El mismo Manto Sagrado es el símbolo disparatado que caracteriza esta edad: la comunidad científica evalúa la antigüedad de la reliquia a través del conocido método del Carbono 14, negando al fin su antigüedad y luego, como comunidad, se atrincheran para defender la medición, excepto que la muestra extraída corresponde finalmente al parche de algodón aplicado en 1350 para remendar el faltante en el lino original producto de un incendio históricamente documentado. Una tecnología avergonzada por la falta de sentido común; el mismo factor que la engrandece, la degrada.
Entonces, el manto sagrado es verdadero o falso, el universo es finito o infinito, impera la duda razonable o la certeza injustificable, el Quijote está reloco o es el primer cuerdo universal, Nietszche mató a Dios pero luego murió de burla al publicar Zaratustra, después Freud reemplazó a Dios pero duró menos de un siglo, el ser humano es resultado de la evolución de las especies o de la generación espontánea, el marxismo favorece a la clase baja sin embargo es impopular en ella misma, Dios está más muerto que nunca o cada vez más cerca de la humanidad, nada parece conmover al hombre contemporáneo. Es observable el refugio del hombre común en el sexo, en las pasiones fugaces, en las novedades de la moda o de los nuevos aparatos, en el fútbol y en aquella dicha que dura un día, convenciéndose de que esa es la felicidad prometida y reservada por la Creación.
Hubo un época conciente, hace apenas cuarenta años, cuando un escritor o un artista o un guerrillero hablaba y un país entero se detenía estupefacto a escucharlo. Hoy la voz del Papa no es esperada ni en el mundo cristiano, pero de escucharla tampoco habría en ella preceptos profundos a seguir al abrigo de la conciencia cuando los dogmas no alcanzan para entibiar el corazón desilusionado de certezas inamovibles. La Teodicea bíblica desdoblada en Cielo e Infierno no asusta ni siquiera a los pibes; menos aún preocupa la resurrección cuando yace desacreditada por la propia población que debería pastorearla.
Perder el Paraíso no acercó a las estrellas del firmamento. Las búsquedas existenciales que desgarraron al ser del medioevo sumiéndolo en una crisis impulsora y a menudo creativa, y cuyos destellos perduraron hasta comienzos del siglo veinte, hoy parecen aturdidas, o peor, concluidas por un cosmos ruidoso de celulares, cidís, videos, recitales y el Gran Estallido General de la Mediocridad Individual, un monstruo espiritual urbanizado prefigurado por Ortega y Gasset en La Rebelión de las masas como un individuo conforme de su tozudez y cada día más desarmonizado. Y mientras tanto la humanidad pasa, como si la Entropía Universal nos alcanzara a través de una engañosa y placentera estabilidad rumbo al abismo.
¿Cómo Dios podría sobrevivir a nuestra cínica apatía?»

• [Material de origen]:
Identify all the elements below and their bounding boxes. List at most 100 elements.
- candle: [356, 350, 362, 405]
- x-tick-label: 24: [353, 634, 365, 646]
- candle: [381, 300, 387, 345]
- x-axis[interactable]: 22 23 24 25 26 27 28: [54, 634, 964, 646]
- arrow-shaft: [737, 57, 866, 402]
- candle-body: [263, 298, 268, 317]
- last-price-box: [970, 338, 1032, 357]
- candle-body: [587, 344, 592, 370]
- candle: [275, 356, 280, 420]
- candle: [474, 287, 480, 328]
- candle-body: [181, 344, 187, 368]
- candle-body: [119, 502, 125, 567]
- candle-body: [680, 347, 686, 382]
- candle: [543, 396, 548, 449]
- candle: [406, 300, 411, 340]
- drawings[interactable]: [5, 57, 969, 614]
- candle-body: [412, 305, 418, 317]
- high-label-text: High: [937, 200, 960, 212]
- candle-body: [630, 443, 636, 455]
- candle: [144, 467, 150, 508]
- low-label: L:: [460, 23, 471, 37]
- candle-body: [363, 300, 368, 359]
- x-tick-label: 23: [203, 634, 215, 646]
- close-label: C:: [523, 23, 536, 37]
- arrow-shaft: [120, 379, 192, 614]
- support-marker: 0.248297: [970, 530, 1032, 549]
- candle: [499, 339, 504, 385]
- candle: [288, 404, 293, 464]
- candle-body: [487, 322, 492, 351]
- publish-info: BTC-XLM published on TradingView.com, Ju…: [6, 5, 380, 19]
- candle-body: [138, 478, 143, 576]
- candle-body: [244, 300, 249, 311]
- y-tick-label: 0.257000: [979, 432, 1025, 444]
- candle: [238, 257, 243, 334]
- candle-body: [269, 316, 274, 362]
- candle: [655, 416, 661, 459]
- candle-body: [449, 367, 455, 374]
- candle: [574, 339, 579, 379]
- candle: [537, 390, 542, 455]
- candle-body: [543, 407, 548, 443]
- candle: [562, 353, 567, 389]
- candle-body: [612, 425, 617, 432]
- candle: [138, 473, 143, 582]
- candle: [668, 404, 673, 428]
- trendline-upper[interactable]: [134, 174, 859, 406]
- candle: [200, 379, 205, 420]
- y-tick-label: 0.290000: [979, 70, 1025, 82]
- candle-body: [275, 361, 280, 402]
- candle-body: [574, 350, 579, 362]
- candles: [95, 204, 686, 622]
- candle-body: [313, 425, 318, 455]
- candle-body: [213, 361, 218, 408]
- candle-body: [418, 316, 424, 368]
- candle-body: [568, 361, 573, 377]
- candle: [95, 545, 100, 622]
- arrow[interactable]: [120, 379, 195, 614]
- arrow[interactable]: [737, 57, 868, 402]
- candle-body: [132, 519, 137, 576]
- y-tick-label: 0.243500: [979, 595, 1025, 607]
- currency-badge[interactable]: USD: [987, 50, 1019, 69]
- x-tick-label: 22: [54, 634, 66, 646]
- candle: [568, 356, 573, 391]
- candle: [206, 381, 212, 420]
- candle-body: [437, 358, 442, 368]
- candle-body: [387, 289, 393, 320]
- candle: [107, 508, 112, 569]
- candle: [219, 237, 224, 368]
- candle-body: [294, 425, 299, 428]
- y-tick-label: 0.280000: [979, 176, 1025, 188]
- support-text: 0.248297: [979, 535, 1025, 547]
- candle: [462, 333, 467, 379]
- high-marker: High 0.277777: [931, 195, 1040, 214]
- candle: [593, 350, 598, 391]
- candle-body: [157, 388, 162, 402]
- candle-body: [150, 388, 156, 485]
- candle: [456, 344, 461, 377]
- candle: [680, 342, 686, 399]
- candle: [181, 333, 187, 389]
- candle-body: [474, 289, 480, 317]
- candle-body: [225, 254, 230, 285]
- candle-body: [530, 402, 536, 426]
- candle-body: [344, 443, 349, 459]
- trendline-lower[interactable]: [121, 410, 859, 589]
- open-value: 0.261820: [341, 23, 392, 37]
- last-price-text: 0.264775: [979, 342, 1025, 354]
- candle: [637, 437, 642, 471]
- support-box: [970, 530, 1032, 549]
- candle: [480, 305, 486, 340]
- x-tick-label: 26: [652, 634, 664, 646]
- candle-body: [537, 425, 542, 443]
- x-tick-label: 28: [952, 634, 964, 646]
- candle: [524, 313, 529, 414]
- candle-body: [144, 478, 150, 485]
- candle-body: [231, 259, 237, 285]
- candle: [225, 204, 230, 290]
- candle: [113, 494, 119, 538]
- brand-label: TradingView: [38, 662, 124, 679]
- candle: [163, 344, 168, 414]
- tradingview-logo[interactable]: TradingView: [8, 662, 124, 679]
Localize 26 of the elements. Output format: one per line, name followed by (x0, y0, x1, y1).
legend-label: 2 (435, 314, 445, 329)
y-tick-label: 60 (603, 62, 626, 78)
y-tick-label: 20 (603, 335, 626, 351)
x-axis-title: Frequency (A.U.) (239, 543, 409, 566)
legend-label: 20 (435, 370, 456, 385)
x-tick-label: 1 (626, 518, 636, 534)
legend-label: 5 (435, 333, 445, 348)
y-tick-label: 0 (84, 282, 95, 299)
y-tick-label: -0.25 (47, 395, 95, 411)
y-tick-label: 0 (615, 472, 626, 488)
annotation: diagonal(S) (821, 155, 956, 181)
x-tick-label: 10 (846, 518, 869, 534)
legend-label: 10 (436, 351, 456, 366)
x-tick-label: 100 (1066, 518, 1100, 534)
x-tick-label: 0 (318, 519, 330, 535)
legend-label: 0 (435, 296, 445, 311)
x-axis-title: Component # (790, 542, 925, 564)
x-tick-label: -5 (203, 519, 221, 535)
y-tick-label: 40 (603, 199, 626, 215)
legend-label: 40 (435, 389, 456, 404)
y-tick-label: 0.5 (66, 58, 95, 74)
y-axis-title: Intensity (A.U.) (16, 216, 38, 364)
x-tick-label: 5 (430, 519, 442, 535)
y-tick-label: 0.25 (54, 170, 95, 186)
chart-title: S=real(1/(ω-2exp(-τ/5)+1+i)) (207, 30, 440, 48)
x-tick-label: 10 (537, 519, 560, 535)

• [Consigna]: Reproduce del fragmento sobre la apatía contemporánea el pasaje que empieza con "El mismo Manto" y sigue hasta "engrandece, la degrada.". El material no hace falta para resolver esta tarea.

• [Respuesta esperada]:
El mismo Manto Sagrado es el símbolo disparatado que caracteriza esta edad: la comunidad científica evalúa la antigüedad de la reliquia a través del conocido método del Carbono 14, negando al fin su antigüedad y luego, como comunidad, se atrincheran para defender la medición, excepto que la muestra extraída corresponde finalmente al parche de algodón aplicado en 1350 para remendar el faltante en el lino original producto de un incendio históricamente documentado. Una tecnología avergonzada por la falta de sentido común; el mismo factor que la engrandece, la degrada.